Oops!...I Did It Again.

Last ride on the last day of vacation. I was standing and grinding on a punchy little climb. I had been having a nice ride, mentally revising kit design and generally enjoying the cooler temperatures.

The chain came off the chainring.

Where there was once significant resistance, immediately there was none. 

I went over the bars, hitting my left shoulder hard and tearing a furrow through the fresh skin on my forearm. Sharp pain rolled across my upper body, and I dragged myself across the pavement to the grassy side of the road. Realizing my bike was the lane, I grabbed the rear wheel and pulled it to safety. Priorities.

I don't know how long I laid there in the grass. No cars passed. Eventually I did an inventory of body parts and tried to determine what still worked. I was about 12 hilly miles from the car.

#### [Data supplied]

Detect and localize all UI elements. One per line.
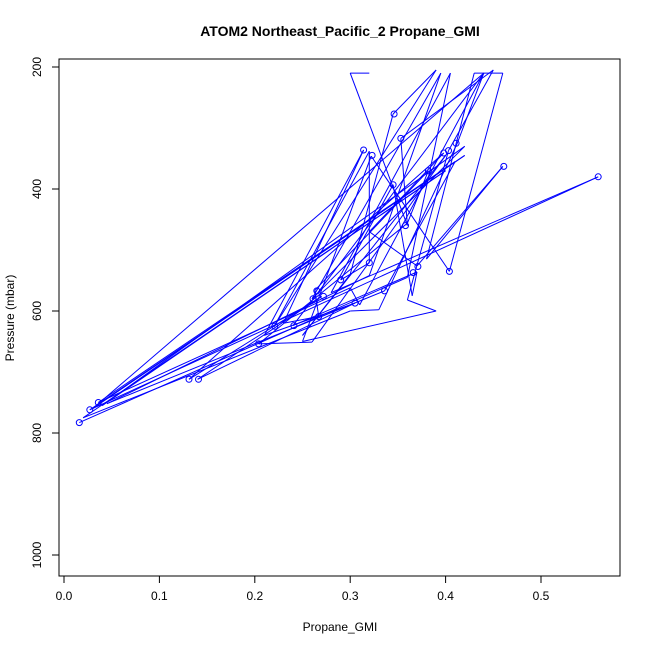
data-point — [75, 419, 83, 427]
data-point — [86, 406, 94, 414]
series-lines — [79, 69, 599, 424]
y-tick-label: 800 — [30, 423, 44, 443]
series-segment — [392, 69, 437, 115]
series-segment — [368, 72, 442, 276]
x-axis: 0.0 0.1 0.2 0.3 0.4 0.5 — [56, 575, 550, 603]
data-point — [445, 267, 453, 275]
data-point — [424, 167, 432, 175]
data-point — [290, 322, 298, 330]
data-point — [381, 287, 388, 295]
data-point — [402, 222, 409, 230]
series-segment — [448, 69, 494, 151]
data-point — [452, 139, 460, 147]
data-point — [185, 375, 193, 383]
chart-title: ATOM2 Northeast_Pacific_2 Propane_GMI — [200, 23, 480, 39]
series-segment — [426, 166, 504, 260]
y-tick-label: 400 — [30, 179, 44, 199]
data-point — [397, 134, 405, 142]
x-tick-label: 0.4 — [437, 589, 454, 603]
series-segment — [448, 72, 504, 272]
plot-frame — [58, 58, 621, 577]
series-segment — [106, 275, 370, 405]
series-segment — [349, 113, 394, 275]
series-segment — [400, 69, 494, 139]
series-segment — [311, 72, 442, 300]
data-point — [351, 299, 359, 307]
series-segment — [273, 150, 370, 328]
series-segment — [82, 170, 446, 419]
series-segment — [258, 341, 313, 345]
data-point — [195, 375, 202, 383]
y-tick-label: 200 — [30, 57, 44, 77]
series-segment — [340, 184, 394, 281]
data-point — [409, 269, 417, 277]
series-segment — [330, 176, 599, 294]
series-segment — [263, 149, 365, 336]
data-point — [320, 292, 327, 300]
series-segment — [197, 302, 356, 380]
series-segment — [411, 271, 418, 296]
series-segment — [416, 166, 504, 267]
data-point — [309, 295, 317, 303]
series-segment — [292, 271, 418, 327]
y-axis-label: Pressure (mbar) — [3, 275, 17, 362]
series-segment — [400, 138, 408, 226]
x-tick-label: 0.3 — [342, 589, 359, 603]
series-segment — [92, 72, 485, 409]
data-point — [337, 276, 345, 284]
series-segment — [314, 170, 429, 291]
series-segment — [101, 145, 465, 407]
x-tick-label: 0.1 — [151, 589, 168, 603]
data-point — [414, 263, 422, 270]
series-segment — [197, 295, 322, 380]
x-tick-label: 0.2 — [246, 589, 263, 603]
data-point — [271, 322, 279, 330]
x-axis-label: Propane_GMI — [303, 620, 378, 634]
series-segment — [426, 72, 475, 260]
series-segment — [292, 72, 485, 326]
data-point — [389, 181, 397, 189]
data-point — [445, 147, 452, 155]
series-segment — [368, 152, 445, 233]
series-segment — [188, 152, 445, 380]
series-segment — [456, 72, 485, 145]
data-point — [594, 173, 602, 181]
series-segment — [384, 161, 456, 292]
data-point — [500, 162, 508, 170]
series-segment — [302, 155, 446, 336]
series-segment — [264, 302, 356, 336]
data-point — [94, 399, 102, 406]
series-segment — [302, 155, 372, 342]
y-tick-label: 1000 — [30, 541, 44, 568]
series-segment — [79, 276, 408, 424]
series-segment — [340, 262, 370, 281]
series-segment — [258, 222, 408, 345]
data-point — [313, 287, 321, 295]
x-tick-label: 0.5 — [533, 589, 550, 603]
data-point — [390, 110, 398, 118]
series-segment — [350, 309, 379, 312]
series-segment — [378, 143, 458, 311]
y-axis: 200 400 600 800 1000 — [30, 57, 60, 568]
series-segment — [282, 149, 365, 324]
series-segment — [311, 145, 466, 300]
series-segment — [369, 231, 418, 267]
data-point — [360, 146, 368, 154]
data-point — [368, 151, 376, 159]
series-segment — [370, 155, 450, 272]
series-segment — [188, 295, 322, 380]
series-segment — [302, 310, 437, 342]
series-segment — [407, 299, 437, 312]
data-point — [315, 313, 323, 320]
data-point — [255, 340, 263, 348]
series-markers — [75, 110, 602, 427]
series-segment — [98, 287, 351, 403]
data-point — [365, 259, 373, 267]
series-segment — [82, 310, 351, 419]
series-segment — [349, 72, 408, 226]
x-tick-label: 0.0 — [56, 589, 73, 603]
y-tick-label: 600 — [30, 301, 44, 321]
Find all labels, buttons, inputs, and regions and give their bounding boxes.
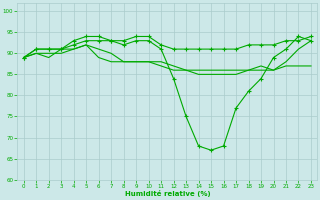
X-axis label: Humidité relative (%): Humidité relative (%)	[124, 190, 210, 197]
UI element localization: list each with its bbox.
...
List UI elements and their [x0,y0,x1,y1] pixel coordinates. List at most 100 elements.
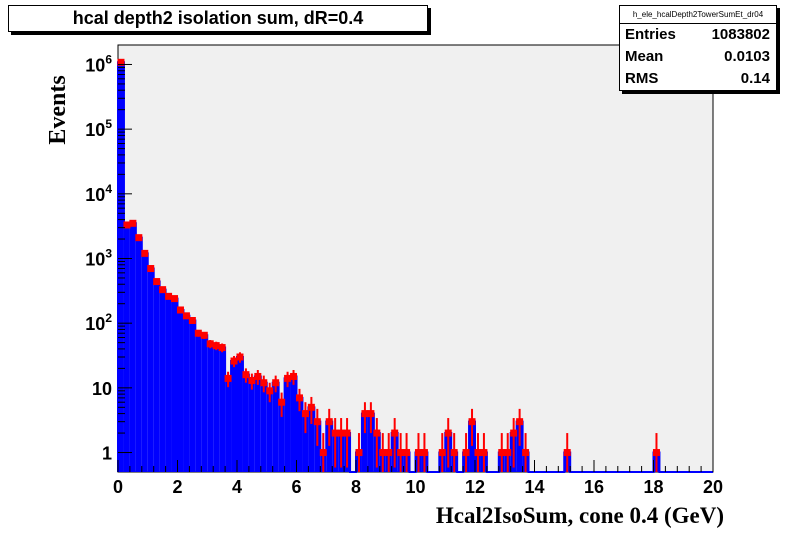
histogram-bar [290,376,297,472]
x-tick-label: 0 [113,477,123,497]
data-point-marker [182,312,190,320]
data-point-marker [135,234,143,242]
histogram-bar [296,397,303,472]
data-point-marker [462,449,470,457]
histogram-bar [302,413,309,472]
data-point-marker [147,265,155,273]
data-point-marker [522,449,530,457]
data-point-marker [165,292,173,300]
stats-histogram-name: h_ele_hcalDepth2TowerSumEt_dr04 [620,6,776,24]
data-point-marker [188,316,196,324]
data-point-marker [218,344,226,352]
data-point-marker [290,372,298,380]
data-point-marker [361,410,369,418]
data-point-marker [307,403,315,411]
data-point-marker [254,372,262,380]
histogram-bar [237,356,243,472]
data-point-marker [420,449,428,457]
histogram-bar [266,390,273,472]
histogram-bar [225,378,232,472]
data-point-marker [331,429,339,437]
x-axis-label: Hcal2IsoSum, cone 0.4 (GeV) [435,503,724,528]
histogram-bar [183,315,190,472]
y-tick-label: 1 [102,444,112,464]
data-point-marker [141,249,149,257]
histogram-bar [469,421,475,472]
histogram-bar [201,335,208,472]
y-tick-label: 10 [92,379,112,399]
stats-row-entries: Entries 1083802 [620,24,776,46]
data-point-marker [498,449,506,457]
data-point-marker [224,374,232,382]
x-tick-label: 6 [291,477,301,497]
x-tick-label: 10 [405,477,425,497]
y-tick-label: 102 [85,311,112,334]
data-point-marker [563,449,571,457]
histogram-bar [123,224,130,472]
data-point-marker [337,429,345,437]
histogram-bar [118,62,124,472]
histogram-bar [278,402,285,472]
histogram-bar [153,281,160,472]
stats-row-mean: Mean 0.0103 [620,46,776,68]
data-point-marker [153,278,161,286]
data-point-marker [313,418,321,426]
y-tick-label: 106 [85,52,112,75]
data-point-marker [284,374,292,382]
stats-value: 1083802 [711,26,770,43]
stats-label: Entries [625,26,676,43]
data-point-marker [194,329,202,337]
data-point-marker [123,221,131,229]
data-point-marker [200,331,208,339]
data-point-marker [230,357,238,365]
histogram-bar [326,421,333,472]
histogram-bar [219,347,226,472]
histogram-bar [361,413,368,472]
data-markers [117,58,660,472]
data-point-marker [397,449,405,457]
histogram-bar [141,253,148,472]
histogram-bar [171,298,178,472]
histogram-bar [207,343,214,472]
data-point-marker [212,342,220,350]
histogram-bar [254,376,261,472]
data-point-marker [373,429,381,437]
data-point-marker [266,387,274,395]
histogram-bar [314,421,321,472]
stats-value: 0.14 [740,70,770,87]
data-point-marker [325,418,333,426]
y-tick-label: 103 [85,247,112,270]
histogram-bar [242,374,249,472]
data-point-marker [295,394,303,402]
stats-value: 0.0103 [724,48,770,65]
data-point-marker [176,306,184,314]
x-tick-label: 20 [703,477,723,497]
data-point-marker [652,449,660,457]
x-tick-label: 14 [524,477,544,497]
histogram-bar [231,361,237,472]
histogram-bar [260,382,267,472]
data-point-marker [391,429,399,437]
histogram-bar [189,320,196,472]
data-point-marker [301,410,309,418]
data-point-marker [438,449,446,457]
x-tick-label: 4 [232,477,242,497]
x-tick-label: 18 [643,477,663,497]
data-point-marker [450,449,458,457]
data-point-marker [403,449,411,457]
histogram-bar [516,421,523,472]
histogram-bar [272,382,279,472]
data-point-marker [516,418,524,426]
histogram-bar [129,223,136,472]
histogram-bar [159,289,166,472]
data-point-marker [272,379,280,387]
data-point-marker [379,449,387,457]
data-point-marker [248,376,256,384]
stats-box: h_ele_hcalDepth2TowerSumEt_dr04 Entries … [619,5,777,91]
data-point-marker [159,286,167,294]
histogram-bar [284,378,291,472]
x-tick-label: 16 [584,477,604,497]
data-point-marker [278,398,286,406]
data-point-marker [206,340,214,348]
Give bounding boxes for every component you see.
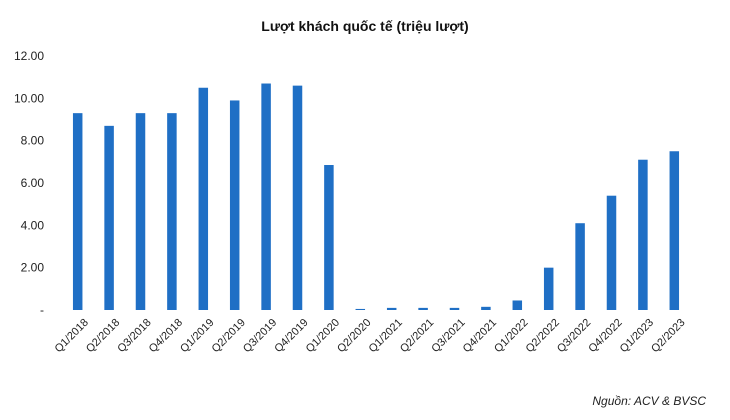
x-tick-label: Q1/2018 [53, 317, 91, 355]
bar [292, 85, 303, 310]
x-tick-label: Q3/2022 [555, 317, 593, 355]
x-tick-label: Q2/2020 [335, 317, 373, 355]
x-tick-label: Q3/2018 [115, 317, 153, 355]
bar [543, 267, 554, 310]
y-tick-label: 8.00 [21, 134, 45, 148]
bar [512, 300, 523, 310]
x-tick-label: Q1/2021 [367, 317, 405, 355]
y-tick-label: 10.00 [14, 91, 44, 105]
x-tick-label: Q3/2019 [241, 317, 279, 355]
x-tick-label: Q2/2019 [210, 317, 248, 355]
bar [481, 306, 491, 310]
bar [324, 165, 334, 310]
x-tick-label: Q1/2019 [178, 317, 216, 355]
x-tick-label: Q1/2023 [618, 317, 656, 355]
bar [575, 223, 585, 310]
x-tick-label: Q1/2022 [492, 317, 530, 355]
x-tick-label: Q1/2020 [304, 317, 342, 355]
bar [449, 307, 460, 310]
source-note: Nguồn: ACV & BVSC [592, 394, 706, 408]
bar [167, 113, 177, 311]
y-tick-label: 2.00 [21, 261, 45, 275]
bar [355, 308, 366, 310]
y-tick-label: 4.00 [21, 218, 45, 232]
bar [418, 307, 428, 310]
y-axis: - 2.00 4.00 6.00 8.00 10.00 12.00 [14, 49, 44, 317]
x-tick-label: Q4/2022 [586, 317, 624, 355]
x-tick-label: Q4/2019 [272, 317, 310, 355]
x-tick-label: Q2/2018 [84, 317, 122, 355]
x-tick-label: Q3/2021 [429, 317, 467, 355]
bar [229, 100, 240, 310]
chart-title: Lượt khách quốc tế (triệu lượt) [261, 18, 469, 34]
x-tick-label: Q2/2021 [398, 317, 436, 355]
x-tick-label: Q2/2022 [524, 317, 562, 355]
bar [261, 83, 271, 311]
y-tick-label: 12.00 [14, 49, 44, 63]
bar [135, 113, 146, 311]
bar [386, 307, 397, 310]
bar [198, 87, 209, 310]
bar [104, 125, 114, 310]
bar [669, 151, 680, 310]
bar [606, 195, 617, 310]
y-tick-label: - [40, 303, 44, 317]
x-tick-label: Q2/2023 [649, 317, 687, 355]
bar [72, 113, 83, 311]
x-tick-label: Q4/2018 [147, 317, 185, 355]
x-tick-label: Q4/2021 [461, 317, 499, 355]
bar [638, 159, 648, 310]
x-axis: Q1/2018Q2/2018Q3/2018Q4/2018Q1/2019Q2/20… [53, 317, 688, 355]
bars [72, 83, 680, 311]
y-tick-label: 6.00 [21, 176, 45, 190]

#### [What you have to do]
Reproduce everything in the bike crash story from "Oops!...I Did It" down to "there was none.".

#### [Finished exercise]
Oops!...I Did It Again.

Last ride on the last day of vacation. I was standing and grinding on a punchy little climb. I had been having a nice ride, mentally revising kit design and generally enjoying the cooler temperatures.

The chain came off the chainring.

Where there was once significant resistance, immediately there was none.